Text -

## begin

Skip to content

byte-banditt/openenv-hackathon

Repository files navigation

title Orbital Thruster Environment Server
sdk docker
pinned false
app_port 7860
base_path /web
colorFrom blue
colorTo indigo
tags
openenv

OrbitalThrusterEnv

OpenEnv benchmark for Theme #2: (Super) Long-Horizon Planning & Instruction Following. The agent must track mission directives over a long episode, preserve fuel for delayed objectives, recover from anomalies, and finish in precision hold.

Submission links

Pitch: early waste breaks later phases. A controller that looks good on short-horizon pointing can still fail the flagship mission because it burns fuel before the retarget, mishandles the anomaly, or reaches the final hold phase with no reserve left.

Problem

Modern mission-operations control is not one action repeated forever. It is a chain of directives:

  1. Detumble after deployment.
  2. Respect a quiet coast window.
  3. Repoint to a new relay geometry.
  4. Recover from an injected gyro-bias anomaly.
  5. Finish with stable precision hold.

This benchmark turns that story into a verifier-backed environment with explicit milestones, delayed checkpoints, and anti-shortcut rewards.

Environment

The environment keeps the existing orbital control core:

  • 13 discrete thruster actions plus idle
  • deterministic seeded disturbances
  • limited RCS fuel
  • dense physical reward from pointing, stability, fuel, and overshoot

On top of that, the mission-ops pivot adds:

  • mission_brief
  • active_directive
  • pending_directives_count
  • milestones_completed
  • anomaly_flags
  • fuel_reserve_target
  • phase_deadline_step
  • reward_breakdown
  • episode_metrics

Each action now also includes a required control_mode:

  • detumble
  • slew
  • brake
  • trim
  • hold
  • recover
  • safe_hold

Tasks

Curriculum Tasks

  • detumble_satellite (easy): stabilize a newly deployed spacecraft and finish with ample reserve.
  • retarget_180_flip (medium): survive a delayed maneuver window, execute the large flip, and settle cleanly.
  • long_horizon_precision_hold (hard): preserve a fine-pointing envelope under long disturbance exposure.

Flagship Theme #2 Task

  • mission_ops_long_horizon (hard): a single episode that chains detumble, coast discipline, retargeting, anomaly recovery, and final precision hold.

This flagship task is the main demo task for the hackathon.

Reward Design

The environment now logs rubric-style reward columns instead of a single opaque scalar:

  • physical_tracking_reward
  • fuel_discipline_reward
  • milestone_completion_reward
  • control_mode_reward
  • anomaly_recovery_reward
  • anti_stall_penalty

These are surfaced per step in reward_breakdown and aggregated in state.reward_columns. That makes it easy to show judges not only that reward improved, but which behaviors improved.

## end

[Element and region data]
## begin

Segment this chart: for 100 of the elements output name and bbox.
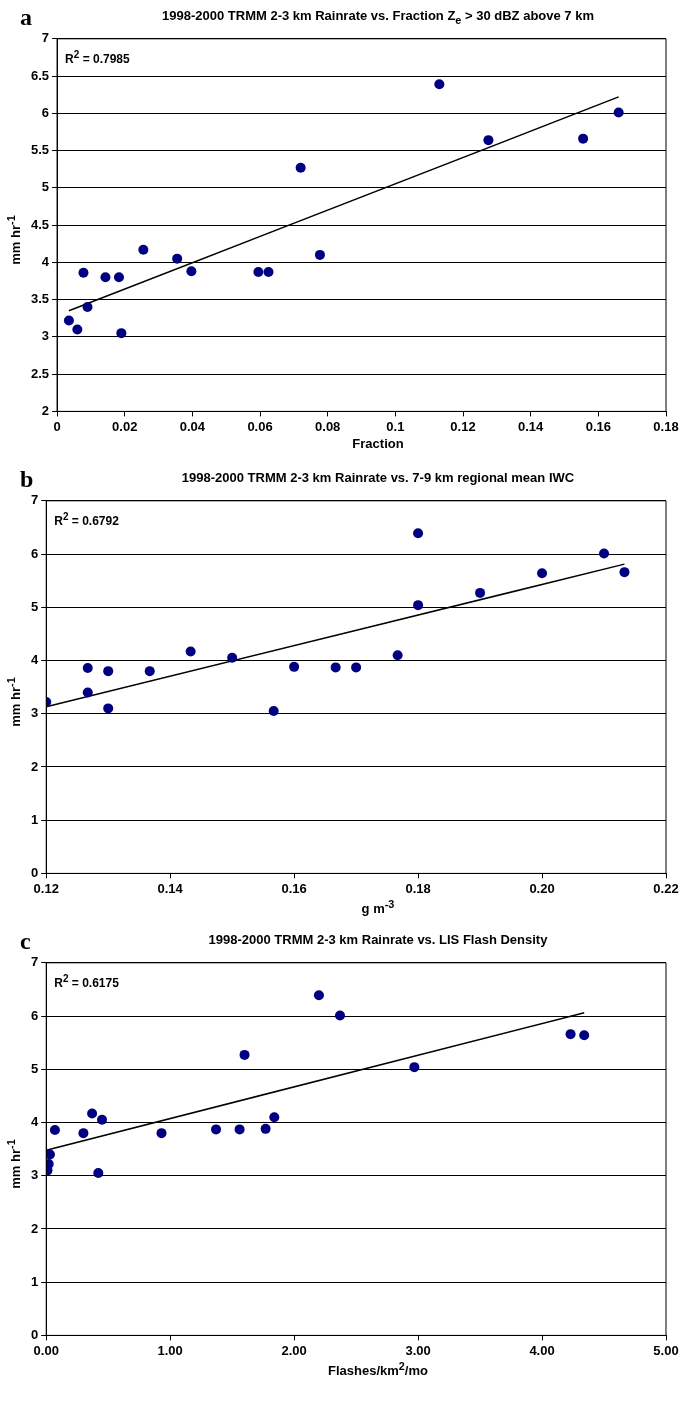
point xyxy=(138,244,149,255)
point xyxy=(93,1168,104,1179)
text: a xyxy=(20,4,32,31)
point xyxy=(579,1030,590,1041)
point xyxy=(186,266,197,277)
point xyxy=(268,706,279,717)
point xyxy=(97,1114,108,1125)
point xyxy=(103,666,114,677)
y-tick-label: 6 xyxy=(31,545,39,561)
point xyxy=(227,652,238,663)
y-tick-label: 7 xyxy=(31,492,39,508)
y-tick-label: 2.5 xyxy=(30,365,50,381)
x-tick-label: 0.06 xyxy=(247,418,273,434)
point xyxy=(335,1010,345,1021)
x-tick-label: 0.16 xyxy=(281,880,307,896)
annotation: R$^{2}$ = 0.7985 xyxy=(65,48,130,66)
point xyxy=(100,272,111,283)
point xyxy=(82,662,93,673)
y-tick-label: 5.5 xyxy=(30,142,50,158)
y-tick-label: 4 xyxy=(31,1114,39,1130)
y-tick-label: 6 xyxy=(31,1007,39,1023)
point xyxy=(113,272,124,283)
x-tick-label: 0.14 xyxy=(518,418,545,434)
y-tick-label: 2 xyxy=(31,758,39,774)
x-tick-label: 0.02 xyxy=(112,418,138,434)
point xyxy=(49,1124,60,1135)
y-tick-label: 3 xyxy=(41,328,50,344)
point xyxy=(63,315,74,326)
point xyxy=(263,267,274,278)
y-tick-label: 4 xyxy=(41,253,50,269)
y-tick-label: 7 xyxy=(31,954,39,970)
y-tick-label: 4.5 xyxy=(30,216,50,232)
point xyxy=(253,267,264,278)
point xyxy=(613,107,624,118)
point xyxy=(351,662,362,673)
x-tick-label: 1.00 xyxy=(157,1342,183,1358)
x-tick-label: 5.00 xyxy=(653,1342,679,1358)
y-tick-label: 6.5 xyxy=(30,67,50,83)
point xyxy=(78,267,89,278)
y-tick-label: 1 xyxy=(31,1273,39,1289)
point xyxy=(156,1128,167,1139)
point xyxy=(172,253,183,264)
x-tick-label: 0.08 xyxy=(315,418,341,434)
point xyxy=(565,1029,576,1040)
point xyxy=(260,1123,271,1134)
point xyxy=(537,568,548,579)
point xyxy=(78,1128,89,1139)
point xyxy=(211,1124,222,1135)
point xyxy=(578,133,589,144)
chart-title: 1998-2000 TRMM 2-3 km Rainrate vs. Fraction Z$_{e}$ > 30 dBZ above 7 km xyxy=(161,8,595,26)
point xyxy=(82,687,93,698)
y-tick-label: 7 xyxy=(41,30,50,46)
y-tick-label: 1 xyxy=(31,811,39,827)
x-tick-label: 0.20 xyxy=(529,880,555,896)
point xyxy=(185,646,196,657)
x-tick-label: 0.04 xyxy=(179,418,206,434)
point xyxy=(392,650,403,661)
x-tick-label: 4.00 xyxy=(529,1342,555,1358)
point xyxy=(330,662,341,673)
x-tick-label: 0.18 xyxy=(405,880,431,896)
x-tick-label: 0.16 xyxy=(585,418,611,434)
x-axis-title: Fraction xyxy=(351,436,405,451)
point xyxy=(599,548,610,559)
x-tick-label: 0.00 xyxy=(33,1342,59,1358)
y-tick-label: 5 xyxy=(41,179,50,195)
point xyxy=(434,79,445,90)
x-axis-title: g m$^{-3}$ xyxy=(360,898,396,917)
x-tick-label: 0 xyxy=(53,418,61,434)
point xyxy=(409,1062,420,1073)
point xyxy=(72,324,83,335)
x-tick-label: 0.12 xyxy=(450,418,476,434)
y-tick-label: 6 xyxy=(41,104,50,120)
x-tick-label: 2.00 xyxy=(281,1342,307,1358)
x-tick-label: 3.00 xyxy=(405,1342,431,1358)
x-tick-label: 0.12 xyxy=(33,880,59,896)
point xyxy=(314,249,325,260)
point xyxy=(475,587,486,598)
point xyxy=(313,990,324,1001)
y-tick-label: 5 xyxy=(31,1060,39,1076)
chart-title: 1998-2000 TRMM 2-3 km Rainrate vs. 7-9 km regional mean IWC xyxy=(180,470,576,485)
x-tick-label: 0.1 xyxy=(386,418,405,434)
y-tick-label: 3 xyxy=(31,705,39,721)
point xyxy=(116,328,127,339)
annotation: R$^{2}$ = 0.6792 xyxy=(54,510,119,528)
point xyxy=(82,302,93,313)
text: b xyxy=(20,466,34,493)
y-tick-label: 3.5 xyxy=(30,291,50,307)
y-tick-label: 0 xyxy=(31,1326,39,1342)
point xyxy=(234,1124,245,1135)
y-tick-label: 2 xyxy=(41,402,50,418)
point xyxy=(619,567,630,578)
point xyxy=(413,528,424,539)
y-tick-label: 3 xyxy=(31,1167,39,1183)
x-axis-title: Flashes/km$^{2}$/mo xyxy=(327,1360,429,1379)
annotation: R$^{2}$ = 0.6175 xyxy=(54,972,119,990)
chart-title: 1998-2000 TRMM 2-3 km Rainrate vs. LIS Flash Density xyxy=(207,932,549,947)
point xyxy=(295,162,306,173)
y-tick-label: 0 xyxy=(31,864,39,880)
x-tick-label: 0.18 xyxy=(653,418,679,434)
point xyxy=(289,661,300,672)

## end

Problem set -
[1] Using the OrbitalThrusterEnv page, decide whether each statement agrees with it. Answer yes or no and quote the words that decide it.
(a) The environment provides 13 discrete thruster actions plus idle.
(b) The retarget_180_flip task is rated hard.
(c) The environment logs reward as a single opaque scalar.
[2] Answer these questions from the OrbitalThrusterEnv page.
(a) What kind of anomaly is injected in the chain of directives?
(b) What app port does the page list?
(c) Where are the reward columns aggregated?
[3] Translate this sentence from the OrbitalThrusterEnv page into Spanish: "This flagship task is the main demo task for the hackathon."

Outputs in order -
[1]
(a) Yes: "13 discrete thruster actions plus idle"
(b) No: "retarget_180_flip (medium)"
(c) No: "The environment now logs rubric-style reward columns instead of a single opaque scalar"

[2]
(a) A gyro-bias anomaly.
(b) 7860.
(c) In state.reward_columns.

[3] Esta tarea insignia es la tarea de demostración principal del hackatón.